REQUIRED WORK: Read the records below and copy each line that contains "reviews".

RECORDS TO PROCESS:
■ ■ ■ ■
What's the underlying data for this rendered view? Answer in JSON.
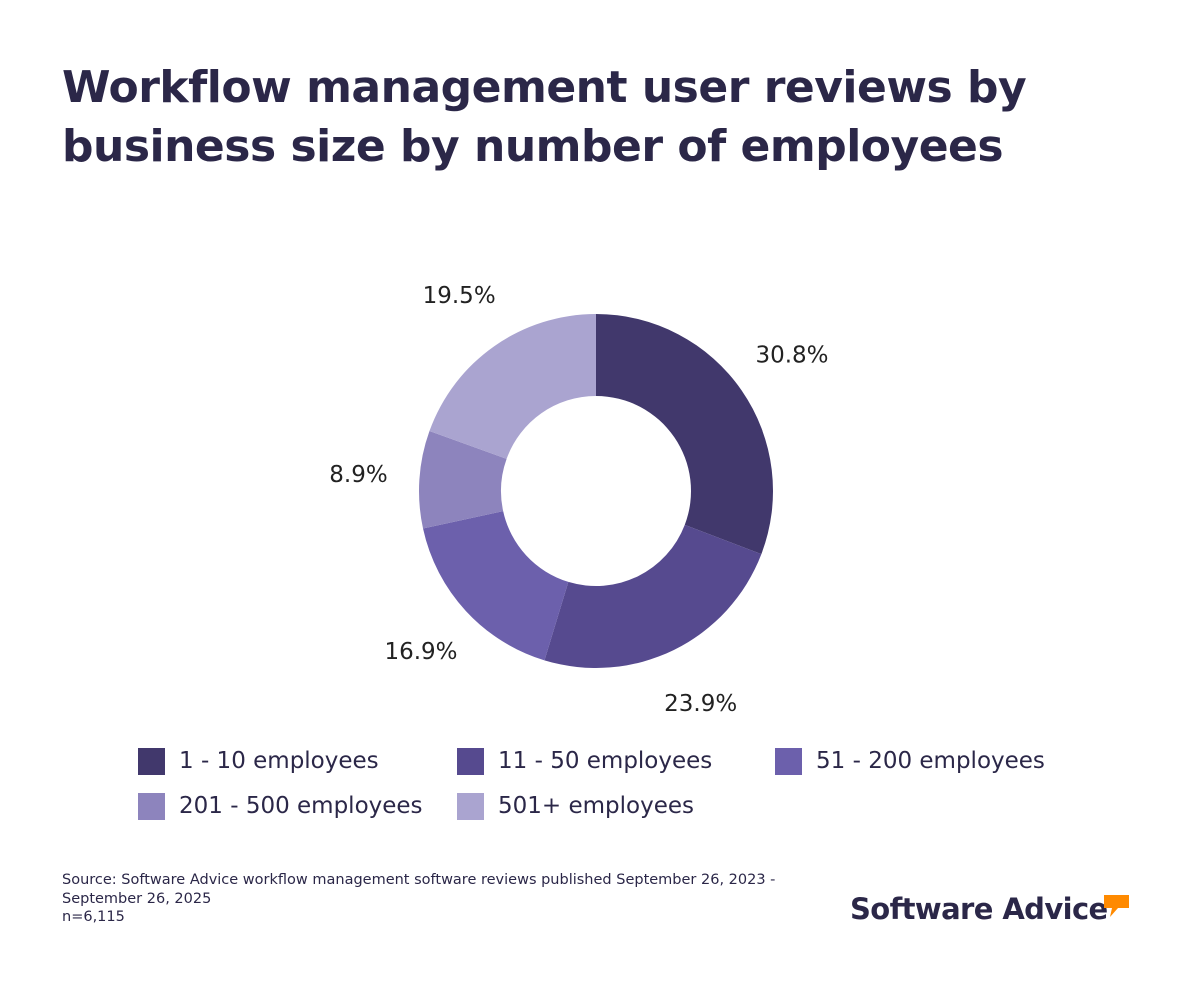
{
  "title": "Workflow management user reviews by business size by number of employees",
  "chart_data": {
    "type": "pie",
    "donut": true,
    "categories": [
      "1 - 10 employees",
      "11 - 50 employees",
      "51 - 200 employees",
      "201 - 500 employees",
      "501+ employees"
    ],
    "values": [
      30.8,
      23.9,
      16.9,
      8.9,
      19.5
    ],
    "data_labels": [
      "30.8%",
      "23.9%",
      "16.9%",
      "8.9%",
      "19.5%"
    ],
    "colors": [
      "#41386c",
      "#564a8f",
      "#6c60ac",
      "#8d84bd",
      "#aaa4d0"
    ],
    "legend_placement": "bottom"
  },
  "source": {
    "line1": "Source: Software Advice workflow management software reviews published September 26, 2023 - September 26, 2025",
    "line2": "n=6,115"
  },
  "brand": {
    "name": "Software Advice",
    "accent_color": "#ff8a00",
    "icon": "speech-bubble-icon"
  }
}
■ ■ ■ ■
THE COMPLETED TASK:
  "title": "Workflow management user reviews by business size by number of employees",
    "line1": "Source: Software Advice workflow management software reviews published September 26, 2023 - September 26, 2025",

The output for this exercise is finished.